● **Your task**
Count every line in the following entries where the word "hissed" appears. Give the count alone.

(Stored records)
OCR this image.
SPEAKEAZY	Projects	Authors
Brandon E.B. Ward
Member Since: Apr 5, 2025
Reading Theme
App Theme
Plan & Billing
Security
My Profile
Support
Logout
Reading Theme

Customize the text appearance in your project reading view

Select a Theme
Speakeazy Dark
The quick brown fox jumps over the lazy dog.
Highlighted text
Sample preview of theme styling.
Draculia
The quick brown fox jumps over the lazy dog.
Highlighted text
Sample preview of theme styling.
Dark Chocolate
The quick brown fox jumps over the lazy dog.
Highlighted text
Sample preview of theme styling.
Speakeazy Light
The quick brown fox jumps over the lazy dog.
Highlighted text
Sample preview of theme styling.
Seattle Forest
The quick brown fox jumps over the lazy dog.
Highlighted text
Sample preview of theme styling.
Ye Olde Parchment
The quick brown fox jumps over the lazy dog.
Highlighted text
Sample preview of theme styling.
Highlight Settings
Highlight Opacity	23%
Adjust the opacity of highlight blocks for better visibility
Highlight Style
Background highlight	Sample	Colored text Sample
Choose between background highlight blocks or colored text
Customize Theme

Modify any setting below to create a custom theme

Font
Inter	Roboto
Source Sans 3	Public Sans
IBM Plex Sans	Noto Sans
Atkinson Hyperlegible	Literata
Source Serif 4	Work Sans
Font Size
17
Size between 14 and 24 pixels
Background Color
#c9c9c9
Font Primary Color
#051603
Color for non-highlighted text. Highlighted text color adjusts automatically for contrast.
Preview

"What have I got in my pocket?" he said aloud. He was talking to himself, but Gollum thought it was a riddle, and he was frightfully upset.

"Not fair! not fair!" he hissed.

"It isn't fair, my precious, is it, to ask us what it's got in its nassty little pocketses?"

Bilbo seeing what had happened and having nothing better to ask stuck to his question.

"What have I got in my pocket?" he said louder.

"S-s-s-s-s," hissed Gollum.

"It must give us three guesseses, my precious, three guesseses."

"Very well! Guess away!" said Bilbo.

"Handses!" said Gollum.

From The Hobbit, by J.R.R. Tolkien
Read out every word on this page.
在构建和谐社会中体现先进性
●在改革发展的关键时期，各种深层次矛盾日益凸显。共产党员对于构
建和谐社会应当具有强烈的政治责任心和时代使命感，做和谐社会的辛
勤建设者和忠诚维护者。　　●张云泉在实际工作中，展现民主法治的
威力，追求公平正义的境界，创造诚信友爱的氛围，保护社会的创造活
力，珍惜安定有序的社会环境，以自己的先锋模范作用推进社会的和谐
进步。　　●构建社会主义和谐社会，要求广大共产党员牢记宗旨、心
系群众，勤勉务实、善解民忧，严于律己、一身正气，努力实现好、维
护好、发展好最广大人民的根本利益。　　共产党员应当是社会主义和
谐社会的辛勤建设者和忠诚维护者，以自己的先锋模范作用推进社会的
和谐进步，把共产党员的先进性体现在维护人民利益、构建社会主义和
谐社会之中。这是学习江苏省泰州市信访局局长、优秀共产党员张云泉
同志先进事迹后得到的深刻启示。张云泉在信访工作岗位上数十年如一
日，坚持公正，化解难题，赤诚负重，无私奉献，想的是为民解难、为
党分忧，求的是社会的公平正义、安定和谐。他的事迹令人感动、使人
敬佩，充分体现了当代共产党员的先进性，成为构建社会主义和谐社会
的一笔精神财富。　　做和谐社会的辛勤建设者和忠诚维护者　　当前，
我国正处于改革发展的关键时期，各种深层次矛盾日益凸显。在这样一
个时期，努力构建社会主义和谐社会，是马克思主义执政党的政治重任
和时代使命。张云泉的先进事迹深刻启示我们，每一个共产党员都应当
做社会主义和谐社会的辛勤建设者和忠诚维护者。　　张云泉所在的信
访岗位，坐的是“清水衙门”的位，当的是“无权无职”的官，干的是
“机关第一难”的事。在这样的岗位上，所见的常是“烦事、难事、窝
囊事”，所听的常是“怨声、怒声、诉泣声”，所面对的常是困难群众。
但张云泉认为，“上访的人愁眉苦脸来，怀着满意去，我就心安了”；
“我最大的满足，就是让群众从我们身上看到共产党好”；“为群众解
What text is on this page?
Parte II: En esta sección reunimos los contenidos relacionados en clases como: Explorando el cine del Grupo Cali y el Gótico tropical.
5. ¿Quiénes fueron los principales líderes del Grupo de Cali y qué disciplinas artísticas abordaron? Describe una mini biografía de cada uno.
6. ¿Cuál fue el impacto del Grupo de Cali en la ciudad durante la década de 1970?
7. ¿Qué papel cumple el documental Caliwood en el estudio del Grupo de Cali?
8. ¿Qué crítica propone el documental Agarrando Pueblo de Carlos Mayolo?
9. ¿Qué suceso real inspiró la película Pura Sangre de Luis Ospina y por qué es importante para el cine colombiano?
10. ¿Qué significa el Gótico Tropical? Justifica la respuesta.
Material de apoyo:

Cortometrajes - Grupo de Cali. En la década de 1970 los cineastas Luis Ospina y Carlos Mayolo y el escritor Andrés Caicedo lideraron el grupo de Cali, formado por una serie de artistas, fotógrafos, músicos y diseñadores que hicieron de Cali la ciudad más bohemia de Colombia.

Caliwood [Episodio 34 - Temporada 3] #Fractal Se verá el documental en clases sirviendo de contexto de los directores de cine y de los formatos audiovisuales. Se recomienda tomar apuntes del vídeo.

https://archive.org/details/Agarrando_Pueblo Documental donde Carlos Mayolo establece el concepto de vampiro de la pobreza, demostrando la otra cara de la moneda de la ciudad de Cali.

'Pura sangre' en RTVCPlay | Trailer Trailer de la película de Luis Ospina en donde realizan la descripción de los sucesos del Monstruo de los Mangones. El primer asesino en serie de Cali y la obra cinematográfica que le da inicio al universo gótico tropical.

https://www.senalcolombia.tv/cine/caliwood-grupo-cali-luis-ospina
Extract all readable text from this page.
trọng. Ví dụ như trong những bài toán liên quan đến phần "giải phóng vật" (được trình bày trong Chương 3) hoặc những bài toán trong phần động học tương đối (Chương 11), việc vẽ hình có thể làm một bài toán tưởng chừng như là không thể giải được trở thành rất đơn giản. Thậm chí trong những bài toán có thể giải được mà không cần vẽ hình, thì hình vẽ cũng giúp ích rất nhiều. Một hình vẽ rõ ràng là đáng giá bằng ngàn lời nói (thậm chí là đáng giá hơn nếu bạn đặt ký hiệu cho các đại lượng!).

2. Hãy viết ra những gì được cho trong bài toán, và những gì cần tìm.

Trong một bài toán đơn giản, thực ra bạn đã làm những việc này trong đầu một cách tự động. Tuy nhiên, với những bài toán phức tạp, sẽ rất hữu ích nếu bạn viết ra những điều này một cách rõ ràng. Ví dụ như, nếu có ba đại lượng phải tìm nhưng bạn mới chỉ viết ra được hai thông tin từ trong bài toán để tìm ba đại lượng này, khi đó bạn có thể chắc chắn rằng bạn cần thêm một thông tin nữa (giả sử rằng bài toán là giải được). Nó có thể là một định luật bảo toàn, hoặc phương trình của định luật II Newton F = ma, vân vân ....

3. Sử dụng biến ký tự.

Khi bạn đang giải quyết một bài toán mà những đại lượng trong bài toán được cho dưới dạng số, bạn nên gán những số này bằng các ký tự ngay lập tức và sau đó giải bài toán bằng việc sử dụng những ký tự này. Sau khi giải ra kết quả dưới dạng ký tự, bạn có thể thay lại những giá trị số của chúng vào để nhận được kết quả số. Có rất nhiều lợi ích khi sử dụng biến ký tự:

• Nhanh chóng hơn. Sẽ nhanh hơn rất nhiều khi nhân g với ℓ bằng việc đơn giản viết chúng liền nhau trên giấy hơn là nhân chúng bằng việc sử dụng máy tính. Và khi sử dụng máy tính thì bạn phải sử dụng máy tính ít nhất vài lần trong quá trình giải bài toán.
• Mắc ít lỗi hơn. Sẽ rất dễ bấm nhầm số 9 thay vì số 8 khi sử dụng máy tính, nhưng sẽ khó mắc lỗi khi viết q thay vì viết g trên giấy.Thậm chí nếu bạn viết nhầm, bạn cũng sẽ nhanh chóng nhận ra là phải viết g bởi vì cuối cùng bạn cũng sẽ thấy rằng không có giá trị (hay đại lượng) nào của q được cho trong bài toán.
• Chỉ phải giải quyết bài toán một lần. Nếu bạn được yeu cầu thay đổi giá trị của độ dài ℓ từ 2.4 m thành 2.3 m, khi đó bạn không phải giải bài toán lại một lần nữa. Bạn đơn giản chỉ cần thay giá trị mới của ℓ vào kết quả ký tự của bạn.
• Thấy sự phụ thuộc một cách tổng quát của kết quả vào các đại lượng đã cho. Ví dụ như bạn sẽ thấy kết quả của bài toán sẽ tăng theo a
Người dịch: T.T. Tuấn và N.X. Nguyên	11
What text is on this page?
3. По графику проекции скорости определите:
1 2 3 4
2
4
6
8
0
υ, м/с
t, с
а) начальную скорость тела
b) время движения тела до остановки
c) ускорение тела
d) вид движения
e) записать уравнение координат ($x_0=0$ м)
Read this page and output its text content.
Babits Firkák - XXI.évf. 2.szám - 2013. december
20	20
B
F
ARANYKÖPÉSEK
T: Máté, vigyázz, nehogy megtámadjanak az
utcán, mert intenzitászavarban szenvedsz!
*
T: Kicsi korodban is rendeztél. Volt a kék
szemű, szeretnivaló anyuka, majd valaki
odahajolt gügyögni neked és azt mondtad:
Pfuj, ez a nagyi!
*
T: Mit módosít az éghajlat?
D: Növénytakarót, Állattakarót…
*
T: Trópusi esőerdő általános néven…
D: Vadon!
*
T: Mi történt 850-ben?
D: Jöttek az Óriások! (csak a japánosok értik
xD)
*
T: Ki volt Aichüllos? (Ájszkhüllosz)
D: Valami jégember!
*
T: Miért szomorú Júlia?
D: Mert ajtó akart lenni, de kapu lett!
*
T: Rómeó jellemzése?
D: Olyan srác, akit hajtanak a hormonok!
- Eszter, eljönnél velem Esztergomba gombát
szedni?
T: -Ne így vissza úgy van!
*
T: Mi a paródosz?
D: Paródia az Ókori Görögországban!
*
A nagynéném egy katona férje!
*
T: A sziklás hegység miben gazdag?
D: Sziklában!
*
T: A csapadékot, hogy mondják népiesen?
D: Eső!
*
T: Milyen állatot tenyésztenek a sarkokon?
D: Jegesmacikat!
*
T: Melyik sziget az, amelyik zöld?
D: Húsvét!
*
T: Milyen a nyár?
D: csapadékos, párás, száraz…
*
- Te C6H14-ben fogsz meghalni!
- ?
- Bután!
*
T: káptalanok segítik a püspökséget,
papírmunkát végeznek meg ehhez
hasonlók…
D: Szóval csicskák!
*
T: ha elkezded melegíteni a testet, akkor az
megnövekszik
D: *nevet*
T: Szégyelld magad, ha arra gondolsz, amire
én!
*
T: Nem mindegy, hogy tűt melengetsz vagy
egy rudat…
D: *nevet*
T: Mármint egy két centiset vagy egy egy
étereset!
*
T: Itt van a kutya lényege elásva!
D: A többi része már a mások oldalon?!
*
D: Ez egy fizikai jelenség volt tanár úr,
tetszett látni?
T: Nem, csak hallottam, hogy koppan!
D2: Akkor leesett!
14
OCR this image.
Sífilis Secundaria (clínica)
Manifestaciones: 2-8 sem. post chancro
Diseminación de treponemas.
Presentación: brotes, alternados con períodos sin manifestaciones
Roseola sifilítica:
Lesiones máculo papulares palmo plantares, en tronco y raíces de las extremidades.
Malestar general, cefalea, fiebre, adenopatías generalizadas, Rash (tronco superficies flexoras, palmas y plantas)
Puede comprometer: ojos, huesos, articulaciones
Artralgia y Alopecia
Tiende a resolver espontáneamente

● **Solution for this exercise**
2